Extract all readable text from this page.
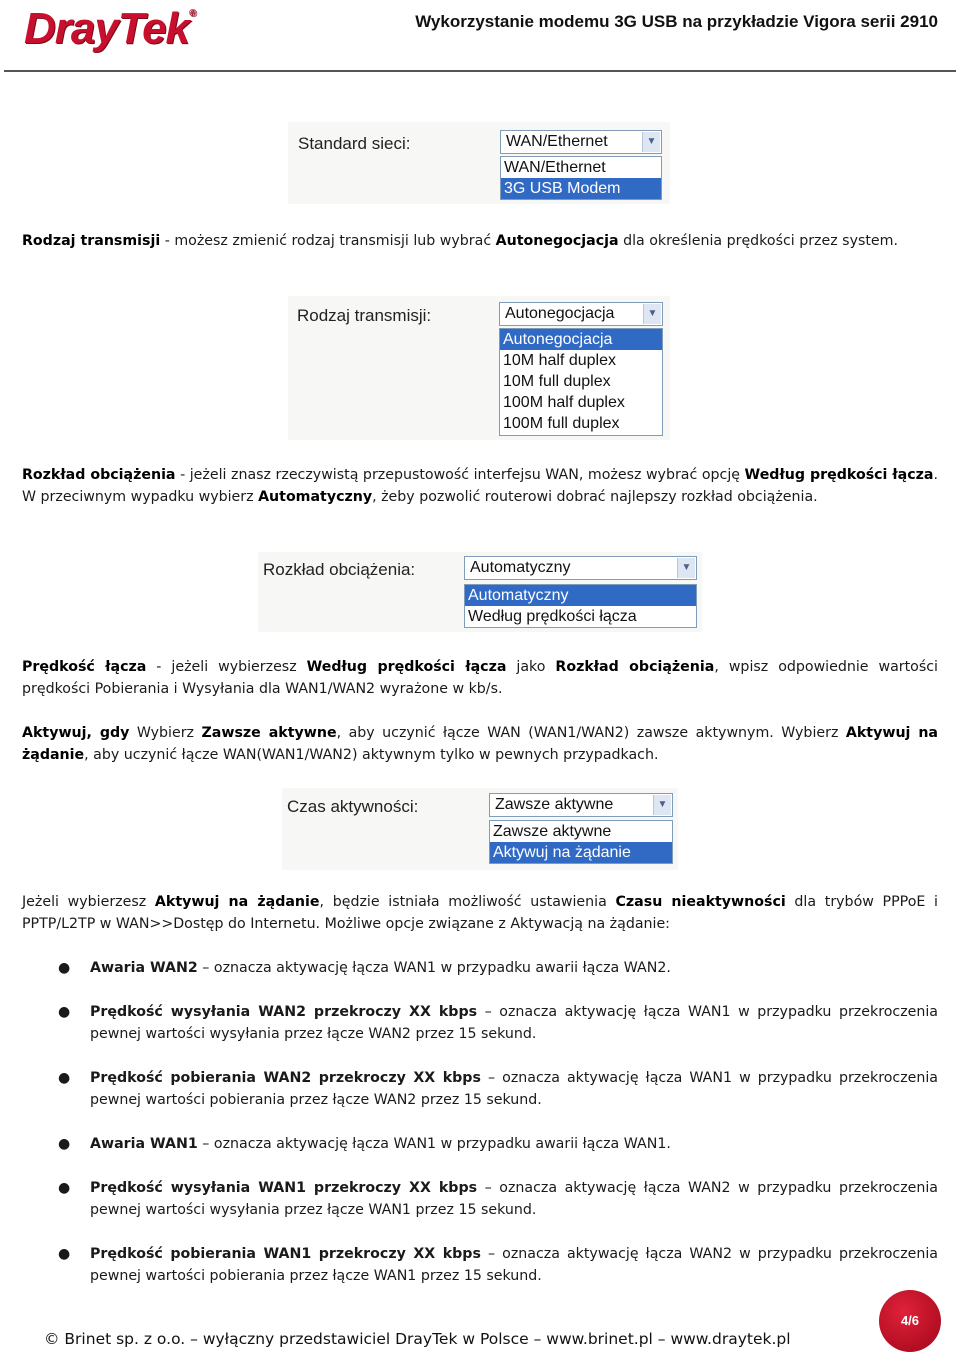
DrayTek®	Wykorzystanie modemu 3G USB na przykładzie Vigora serii 2910
Standard sieci:	WAN/Ethernet	▼
WAN/Ethernet
3G USB Modem
Rodzaj transmisji - możesz zmienić rodzaj transmisji lub wybrać Autonegocjacja dla określenia prędkości przez system.
Rodzaj transmisji:	Autonegocjacja	▼
Autonegocjacja
10M half duplex
10M full duplex
100M half duplex
100M full duplex
Rozkład obciążenia - jeżeli znasz rzeczywistą przepustowość interfejsu WAN, możesz wybrać opcję Według prędkości łącza. W przeciwnym wypadku wybierz Automatyczny, żeby pozwolić routerowi dobrać najlepszy rozkład obciążenia.
Rozkład obciążenia:	Automatyczny	▼
Automatyczny
Według prędkości łącza
Prędkość łącza - jeżeli wybierzesz Według prędkości łącza jako Rozkład obciążenia, wpisz odpowiednie wartości prędkości Pobierania i Wysyłania dla WAN1/WAN2 wyrażone w kb/s.
Aktywuj, gdy Wybierz Zawsze aktywne, aby uczynić łącze WAN (WAN1/WAN2) zawsze aktywnym. Wybierz Aktywuj na żądanie, aby uczynić łącze WAN(WAN1/WAN2) aktywnym tylko w pewnych przypadkach.
Czas aktywności:	Zawsze aktywne	▼
Zawsze aktywne
Aktywuj na żądanie
Jeżeli wybierzesz Aktywuj na żądanie, będzie istniała możliwość ustawienia Czasu nieaktywności dla trybów PPPoE i PPTP/L2TP w WAN>>Dostęp do Internetu. Możliwe opcje związane z Aktywacją na żądanie:
● Awaria WAN2 – oznacza aktywację łącza WAN1 w przypadku awarii łącza WAN2.
● Prędkość wysyłania WAN2 przekroczy XX kbps – oznacza aktywację łącza WAN1 w przypadku przekroczenia pewnej wartości wysyłania przez łącze WAN2 przez 15 sekund.
● Prędkość pobierania WAN2 przekroczy XX kbps – oznacza aktywację łącza WAN1 w przypadku przekroczenia pewnej wartości pobierania przez łącze WAN2 przez 15 sekund.
● Awaria WAN1 – oznacza aktywację łącza WAN1 w przypadku awarii łącza WAN1.
● Prędkość wysyłania WAN1 przekroczy XX kbps – oznacza aktywację łącza WAN2 w przypadku przekroczenia pewnej wartości wysyłania przez łącze WAN1 przez 15 sekund.
● Prędkość pobierania WAN1 przekroczy XX kbps – oznacza aktywację łącza WAN2 w przypadku przekroczenia pewnej wartości pobierania przez łącze WAN1 przez 15 sekund.
© Brinet sp. z o.o. – wyłączny przedstawiciel DrayTek w Polsce – www.brinet.pl – www.draytek.pl
4/6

-*-

YOUR INSTRUCTIONS:
Each line in the data that holds the string "wybierzesz" should be found and copied.

SOLUTION TO THIS TASK:
Prędkość łącza - jeżeli wybierzesz Według prędkości łącza jako Rozkład obciążenia, wpisz odpowiednie wartości prędkości Pobierania i Wysyłania dla WAN1/WAN2 wyrażone w kb/s.
Jeżeli wybierzesz Aktywuj na żądanie, będzie istniała możliwość ustawienia Czasu nieaktywności dla trybów PPPoE i PPTP/L2TP w WAN>>Dostęp do Internetu. Możliwe opcje związane z Aktywacją na żądanie:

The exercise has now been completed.